** BEGIN SUPPLIED INFORMATION **

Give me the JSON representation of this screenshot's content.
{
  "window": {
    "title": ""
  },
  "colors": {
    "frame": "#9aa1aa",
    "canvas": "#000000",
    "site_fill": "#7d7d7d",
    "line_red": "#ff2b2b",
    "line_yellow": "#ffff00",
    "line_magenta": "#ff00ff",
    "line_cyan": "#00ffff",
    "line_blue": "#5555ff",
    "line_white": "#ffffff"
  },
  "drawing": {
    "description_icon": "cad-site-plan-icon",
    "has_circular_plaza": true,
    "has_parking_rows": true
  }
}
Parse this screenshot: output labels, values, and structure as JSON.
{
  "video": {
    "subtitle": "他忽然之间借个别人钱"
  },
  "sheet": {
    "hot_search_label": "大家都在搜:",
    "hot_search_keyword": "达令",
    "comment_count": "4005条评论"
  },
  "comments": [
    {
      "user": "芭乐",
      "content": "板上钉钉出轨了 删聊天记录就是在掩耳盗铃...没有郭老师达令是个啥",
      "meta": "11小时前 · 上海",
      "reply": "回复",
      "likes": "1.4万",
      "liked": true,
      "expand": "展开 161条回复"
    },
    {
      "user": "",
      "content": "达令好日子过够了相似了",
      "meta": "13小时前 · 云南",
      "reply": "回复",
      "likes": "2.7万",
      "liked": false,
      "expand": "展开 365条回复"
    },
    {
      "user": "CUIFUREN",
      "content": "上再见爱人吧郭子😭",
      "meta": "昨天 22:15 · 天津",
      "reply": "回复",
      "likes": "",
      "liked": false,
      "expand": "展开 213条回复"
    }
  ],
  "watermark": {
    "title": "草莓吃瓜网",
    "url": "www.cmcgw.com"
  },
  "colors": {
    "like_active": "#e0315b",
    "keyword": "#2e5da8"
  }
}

** END SUPPLIED INFORMATION **
** BEGIN SUPPLIED INFORMATION **

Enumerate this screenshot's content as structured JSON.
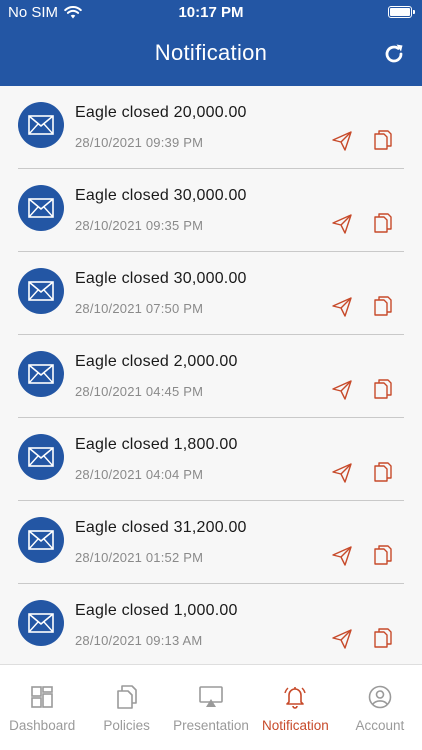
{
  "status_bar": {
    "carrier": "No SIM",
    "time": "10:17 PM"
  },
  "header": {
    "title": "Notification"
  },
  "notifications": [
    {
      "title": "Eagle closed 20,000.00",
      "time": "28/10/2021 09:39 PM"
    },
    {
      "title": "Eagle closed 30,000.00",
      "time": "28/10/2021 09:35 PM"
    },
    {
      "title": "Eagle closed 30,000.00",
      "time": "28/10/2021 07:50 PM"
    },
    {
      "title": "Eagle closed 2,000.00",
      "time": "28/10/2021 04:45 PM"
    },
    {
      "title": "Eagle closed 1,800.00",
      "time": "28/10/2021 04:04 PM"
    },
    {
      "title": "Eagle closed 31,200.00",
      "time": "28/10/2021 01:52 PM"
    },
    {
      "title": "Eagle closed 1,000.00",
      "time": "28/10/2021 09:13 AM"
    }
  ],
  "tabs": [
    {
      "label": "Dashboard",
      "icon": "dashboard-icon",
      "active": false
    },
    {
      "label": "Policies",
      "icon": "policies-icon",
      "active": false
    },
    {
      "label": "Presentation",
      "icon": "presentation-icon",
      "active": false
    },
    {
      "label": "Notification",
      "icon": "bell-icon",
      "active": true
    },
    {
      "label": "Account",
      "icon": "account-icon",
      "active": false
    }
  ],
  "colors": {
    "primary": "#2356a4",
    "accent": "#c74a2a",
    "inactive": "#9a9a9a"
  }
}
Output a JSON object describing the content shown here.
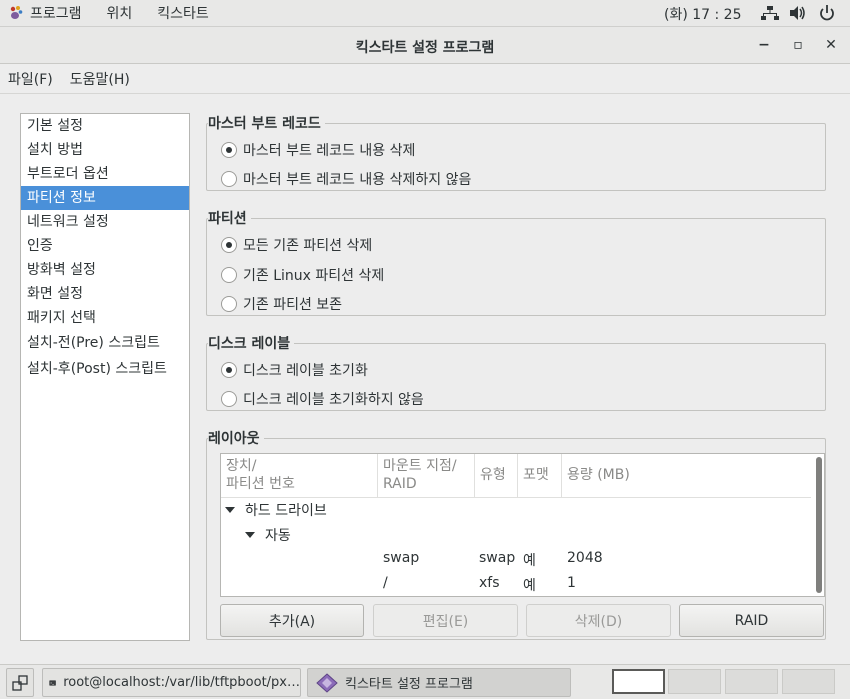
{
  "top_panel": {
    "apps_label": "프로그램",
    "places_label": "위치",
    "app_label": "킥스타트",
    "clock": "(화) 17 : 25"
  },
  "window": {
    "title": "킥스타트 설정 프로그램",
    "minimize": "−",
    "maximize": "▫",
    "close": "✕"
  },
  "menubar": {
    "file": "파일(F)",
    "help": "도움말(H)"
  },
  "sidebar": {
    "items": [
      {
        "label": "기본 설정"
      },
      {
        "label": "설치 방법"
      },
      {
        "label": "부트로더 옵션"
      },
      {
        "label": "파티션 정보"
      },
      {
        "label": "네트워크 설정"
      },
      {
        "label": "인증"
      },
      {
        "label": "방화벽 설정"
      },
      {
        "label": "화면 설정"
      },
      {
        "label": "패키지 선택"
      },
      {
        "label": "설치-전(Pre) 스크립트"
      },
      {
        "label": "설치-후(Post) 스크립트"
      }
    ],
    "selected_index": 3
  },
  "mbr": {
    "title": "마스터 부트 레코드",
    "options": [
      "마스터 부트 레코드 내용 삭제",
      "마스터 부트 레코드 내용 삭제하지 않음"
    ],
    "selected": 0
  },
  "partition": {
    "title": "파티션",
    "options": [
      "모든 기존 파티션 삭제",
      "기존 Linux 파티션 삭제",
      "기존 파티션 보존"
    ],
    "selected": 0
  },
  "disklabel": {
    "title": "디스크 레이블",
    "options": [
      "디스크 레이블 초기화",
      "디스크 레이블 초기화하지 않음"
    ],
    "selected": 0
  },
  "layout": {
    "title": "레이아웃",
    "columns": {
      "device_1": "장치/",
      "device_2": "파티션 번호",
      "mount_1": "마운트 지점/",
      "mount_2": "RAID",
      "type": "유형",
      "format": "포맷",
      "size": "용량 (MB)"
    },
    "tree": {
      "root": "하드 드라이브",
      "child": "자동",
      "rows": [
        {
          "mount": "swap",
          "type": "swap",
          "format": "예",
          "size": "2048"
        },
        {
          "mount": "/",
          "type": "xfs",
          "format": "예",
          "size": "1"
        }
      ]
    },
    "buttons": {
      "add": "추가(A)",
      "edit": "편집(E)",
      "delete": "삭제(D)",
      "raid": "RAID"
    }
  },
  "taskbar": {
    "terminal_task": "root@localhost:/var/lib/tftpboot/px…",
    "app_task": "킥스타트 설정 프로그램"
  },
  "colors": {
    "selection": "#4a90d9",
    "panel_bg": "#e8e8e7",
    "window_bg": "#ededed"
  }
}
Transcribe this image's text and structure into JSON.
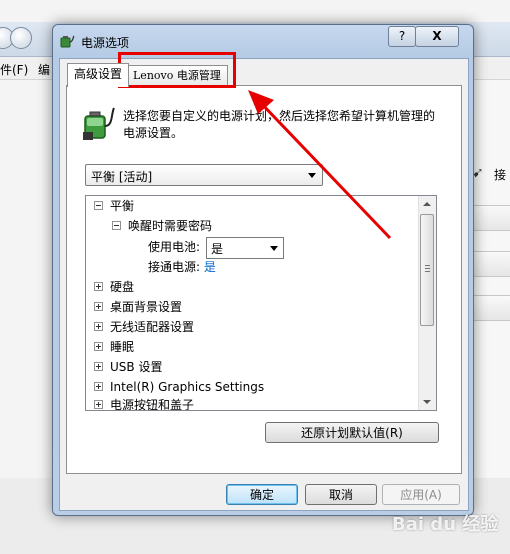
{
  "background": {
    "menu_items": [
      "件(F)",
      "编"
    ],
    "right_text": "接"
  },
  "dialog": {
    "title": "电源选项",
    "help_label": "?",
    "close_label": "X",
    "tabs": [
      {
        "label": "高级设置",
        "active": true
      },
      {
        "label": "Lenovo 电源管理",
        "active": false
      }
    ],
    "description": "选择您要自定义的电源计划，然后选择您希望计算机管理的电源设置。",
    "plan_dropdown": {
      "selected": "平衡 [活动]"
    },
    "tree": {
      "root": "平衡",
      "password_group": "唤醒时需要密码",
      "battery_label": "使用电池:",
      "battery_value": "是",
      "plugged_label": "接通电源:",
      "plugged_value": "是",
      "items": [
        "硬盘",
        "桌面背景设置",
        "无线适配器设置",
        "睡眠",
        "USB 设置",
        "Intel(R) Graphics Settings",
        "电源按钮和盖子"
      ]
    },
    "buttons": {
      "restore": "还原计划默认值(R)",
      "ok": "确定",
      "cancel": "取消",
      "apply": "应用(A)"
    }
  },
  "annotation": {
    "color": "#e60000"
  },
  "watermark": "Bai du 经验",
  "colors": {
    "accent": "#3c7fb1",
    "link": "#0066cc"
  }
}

** END SUPPLIED INFORMATION **

YOUR INSTRUCTIONS
Give the number of lines in the records above that contain the word "스크립트". Reply with that number alone.

SOLUTION FOR THIS EXERCISE
2